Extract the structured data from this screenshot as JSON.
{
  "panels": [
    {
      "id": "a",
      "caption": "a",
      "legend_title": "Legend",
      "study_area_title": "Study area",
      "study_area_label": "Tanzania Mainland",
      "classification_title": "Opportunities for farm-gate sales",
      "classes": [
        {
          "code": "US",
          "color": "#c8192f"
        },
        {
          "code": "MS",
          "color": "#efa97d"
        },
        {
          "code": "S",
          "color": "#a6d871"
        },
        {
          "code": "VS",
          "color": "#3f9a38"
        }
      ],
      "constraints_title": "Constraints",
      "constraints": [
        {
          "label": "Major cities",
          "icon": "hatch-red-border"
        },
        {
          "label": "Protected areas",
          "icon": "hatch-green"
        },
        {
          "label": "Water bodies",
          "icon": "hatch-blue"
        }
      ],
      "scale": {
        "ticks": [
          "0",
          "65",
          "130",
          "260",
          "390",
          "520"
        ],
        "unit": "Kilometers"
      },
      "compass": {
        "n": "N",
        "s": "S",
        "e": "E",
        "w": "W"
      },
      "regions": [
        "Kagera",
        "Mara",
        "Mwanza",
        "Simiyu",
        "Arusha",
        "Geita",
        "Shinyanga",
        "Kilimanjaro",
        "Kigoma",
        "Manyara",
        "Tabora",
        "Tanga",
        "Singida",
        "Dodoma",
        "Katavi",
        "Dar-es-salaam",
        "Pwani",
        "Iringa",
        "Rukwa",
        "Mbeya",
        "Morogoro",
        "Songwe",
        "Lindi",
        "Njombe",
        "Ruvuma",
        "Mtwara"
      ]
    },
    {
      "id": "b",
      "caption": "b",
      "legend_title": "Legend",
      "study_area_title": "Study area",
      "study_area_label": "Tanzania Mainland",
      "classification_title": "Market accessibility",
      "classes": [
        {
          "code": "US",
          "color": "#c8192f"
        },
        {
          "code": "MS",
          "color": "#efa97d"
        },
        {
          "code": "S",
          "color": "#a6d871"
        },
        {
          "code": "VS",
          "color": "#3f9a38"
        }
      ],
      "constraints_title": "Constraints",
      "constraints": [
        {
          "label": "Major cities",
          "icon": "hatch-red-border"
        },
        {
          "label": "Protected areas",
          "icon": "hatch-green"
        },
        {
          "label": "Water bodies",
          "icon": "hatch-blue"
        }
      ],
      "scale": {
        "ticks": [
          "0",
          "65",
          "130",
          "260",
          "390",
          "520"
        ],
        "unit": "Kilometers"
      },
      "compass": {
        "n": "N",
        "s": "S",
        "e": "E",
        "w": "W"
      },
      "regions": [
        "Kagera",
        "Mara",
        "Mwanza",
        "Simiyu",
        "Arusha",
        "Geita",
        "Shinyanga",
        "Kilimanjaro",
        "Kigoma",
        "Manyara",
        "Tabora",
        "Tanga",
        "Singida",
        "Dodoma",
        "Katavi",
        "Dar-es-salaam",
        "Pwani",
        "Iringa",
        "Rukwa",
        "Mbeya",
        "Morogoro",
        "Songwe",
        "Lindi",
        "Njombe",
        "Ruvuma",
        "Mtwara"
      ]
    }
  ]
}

__Directive__.
Every record above must be duplicated exactly.

__Solution to the exercise__.
Extract the structured data from this screenshot as JSON.
{
  "panels": [
    {
      "id": "a",
      "caption": "a",
      "legend_title": "Legend",
      "study_area_title": "Study area",
      "study_area_label": "Tanzania Mainland",
      "classification_title": "Opportunities for farm-gate sales",
      "classes": [
        {
          "code": "US",
          "color": "#c8192f"
        },
        {
          "code": "MS",
          "color": "#efa97d"
        },
        {
          "code": "S",
          "color": "#a6d871"
        },
        {
          "code": "VS",
          "color": "#3f9a38"
        }
      ],
      "constraints_title": "Constraints",
      "constraints": [
        {
          "label": "Major cities",
          "icon": "hatch-red-border"
        },
        {
          "label": "Protected areas",
          "icon": "hatch-green"
        },
        {
          "label": "Water bodies",
          "icon": "hatch-blue"
        }
      ],
      "scale": {
        "ticks": [
          "0",
          "65",
          "130",
          "260",
          "390",
          "520"
        ],
        "unit": "Kilometers"
      },
      "compass": {
        "n": "N",
        "s": "S",
        "e": "E",
        "w": "W"
      },
      "regions": [
        "Kagera",
        "Mara",
        "Mwanza",
        "Simiyu",
        "Arusha",
        "Geita",
        "Shinyanga",
        "Kilimanjaro",
        "Kigoma",
        "Manyara",
        "Tabora",
        "Tanga",
        "Singida",
        "Dodoma",
        "Katavi",
        "Dar-es-salaam",
        "Pwani",
        "Iringa",
        "Rukwa",
        "Mbeya",
        "Morogoro",
        "Songwe",
        "Lindi",
        "Njombe",
        "Ruvuma",
        "Mtwara"
      ]
    },
    {
      "id": "b",
      "caption": "b",
      "legend_title": "Legend",
      "study_area_title": "Study area",
      "study_area_label": "Tanzania Mainland",
      "classification_title": "Market accessibility",
      "classes": [
        {
          "code": "US",
          "color": "#c8192f"
        },
        {
          "code": "MS",
          "color": "#efa97d"
        },
        {
          "code": "S",
          "color": "#a6d871"
        },
        {
          "code": "VS",
          "color": "#3f9a38"
        }
      ],
      "constraints_title": "Constraints",
      "constraints": [
        {
          "label": "Major cities",
          "icon": "hatch-red-border"
        },
        {
          "label": "Protected areas",
          "icon": "hatch-green"
        },
        {
          "label": "Water bodies",
          "icon": "hatch-blue"
        }
      ],
      "scale": {
        "ticks": [
          "0",
          "65",
          "130",
          "260",
          "390",
          "520"
        ],
        "unit": "Kilometers"
      },
      "compass": {
        "n": "N",
        "s": "S",
        "e": "E",
        "w": "W"
      },
      "regions": [
        "Kagera",
        "Mara",
        "Mwanza",
        "Simiyu",
        "Arusha",
        "Geita",
        "Shinyanga",
        "Kilimanjaro",
        "Kigoma",
        "Manyara",
        "Tabora",
        "Tanga",
        "Singida",
        "Dodoma",
        "Katavi",
        "Dar-es-salaam",
        "Pwani",
        "Iringa",
        "Rukwa",
        "Mbeya",
        "Morogoro",
        "Songwe",
        "Lindi",
        "Njombe",
        "Ruvuma",
        "Mtwara"
      ]
    }
  ]
}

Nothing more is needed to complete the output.